═════ Rows

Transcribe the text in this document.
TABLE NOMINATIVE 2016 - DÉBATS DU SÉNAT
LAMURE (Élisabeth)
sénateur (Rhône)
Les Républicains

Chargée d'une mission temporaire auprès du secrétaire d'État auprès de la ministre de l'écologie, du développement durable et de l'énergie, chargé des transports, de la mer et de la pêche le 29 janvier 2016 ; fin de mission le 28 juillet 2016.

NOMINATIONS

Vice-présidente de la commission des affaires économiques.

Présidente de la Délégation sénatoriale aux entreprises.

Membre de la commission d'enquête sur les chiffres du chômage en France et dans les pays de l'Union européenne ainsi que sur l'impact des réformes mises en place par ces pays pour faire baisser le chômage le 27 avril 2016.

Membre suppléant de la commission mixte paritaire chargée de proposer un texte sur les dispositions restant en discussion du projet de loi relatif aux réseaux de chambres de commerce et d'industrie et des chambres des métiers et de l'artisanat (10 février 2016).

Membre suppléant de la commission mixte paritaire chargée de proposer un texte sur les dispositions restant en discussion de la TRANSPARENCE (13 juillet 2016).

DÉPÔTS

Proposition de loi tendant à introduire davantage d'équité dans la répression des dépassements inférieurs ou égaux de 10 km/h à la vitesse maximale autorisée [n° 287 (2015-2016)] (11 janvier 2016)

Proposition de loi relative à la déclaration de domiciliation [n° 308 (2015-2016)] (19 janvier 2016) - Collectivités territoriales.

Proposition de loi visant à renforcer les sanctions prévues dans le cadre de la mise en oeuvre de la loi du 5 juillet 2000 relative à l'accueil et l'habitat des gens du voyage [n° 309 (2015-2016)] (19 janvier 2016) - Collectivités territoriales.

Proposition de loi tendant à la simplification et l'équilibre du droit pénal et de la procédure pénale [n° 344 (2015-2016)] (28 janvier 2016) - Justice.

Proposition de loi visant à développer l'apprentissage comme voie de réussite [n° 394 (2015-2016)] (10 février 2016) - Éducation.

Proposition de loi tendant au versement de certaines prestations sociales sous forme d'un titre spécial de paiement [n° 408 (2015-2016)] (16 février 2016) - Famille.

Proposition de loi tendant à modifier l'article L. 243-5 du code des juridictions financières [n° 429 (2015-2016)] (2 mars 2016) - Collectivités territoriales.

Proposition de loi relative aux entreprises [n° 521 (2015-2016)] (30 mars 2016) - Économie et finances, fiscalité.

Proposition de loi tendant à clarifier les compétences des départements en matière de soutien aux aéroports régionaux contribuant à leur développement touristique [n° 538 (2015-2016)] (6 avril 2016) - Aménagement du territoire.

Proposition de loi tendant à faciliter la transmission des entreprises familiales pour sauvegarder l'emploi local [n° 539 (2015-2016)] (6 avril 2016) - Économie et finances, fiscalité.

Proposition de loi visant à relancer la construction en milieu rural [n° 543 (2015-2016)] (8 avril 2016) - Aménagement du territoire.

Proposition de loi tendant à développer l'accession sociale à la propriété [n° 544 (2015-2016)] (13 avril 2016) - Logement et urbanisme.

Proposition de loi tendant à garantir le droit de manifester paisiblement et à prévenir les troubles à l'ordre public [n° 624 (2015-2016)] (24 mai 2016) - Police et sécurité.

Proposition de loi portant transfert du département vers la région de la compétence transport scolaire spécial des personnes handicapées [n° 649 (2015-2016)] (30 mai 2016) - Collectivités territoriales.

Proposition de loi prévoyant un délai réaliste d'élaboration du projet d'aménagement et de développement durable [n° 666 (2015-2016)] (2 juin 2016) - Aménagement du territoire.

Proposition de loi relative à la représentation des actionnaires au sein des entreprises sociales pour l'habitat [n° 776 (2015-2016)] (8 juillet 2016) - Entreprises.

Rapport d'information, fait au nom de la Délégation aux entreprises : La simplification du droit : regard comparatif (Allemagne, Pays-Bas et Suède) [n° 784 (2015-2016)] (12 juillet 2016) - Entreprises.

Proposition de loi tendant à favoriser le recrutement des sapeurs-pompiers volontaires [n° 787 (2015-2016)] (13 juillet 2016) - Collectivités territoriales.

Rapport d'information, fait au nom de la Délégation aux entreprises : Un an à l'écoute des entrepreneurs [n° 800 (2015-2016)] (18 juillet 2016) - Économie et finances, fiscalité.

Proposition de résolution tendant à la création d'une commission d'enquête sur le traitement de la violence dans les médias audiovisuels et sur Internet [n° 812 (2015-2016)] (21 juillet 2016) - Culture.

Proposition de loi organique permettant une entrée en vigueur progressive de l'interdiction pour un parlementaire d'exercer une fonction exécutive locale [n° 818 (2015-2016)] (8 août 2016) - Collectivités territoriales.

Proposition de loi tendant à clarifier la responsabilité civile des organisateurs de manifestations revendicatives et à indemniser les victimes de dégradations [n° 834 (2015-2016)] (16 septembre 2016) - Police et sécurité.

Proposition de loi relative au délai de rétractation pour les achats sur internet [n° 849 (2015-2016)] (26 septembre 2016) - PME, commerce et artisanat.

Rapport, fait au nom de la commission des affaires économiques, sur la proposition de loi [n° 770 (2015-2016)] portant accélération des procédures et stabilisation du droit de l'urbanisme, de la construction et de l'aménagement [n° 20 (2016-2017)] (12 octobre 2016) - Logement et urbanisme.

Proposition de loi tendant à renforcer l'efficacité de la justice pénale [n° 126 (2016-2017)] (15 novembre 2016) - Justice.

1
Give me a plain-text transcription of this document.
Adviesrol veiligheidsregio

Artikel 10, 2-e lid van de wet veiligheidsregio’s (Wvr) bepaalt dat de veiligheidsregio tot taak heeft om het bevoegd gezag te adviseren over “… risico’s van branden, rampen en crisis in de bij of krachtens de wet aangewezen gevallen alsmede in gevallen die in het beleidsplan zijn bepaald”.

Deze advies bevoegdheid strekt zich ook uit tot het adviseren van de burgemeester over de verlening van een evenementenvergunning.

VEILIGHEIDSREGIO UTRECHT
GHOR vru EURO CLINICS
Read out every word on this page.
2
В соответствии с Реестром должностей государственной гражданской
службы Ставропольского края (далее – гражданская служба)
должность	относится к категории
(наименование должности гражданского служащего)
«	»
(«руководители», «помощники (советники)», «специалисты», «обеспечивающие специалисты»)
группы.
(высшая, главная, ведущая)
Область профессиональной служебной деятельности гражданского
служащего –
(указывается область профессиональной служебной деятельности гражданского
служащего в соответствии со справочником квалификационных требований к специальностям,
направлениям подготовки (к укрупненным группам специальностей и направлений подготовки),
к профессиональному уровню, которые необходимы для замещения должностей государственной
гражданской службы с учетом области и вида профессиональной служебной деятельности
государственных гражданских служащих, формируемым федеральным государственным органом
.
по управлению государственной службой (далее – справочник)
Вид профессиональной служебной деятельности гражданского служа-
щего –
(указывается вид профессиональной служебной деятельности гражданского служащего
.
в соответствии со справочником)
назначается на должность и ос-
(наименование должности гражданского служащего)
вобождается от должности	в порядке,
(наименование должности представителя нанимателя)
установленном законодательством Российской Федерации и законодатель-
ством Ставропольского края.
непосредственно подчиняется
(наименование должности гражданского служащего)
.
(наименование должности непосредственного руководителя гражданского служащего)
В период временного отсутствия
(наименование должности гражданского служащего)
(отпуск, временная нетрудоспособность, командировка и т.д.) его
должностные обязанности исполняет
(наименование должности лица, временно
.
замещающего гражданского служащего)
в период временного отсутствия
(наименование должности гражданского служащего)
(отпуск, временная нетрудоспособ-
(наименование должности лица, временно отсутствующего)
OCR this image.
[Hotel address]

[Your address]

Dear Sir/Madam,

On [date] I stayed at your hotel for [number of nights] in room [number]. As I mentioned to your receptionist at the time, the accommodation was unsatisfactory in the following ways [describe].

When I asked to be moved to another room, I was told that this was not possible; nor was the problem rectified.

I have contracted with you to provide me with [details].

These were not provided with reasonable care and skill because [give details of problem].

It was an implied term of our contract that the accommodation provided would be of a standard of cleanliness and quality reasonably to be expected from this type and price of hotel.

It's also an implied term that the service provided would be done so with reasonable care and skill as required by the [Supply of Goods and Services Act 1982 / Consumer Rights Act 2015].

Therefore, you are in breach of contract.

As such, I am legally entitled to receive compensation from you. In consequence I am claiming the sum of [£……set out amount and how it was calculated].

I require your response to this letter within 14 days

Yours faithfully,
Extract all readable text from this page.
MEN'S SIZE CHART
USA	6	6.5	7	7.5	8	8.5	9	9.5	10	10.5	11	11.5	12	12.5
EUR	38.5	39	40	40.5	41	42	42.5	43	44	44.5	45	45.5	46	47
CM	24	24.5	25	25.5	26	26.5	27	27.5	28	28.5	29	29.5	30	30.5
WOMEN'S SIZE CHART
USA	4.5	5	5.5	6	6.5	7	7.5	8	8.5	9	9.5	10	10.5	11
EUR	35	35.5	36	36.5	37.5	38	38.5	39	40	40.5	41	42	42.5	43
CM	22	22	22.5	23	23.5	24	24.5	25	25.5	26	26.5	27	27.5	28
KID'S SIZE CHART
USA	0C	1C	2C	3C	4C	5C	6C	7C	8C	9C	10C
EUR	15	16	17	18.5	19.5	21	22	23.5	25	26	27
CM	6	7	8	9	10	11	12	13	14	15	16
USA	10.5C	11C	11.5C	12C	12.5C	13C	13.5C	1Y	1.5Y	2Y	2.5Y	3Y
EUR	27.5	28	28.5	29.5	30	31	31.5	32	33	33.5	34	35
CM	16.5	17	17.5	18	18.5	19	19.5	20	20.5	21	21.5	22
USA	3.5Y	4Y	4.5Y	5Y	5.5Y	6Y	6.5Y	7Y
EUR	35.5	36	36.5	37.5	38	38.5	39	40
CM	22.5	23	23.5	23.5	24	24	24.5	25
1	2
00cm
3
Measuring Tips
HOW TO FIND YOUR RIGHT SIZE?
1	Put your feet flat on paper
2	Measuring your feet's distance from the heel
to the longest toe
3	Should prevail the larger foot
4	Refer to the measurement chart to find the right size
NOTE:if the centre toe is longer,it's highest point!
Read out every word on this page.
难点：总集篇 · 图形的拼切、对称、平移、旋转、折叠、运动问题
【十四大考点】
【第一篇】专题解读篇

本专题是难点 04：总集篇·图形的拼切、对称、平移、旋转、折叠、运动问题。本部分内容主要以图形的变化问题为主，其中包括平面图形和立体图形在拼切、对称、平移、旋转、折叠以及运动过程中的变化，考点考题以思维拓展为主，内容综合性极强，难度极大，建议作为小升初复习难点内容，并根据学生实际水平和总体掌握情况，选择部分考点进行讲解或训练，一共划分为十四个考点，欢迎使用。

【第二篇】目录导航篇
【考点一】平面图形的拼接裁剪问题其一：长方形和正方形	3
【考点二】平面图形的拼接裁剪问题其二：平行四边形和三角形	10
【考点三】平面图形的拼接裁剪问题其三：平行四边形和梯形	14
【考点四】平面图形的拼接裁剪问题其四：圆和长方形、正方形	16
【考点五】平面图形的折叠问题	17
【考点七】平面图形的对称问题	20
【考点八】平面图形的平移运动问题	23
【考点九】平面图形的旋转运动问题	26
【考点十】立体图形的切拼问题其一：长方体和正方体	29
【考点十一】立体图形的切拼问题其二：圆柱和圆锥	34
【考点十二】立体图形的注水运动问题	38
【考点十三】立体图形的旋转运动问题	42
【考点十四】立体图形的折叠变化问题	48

══════════

▶ **Required task**:
From the entries above, pull out each line that includes "document".

▶ **Task response**:
Transcribe the text in this document.
Give me a plain-text transcription of this document.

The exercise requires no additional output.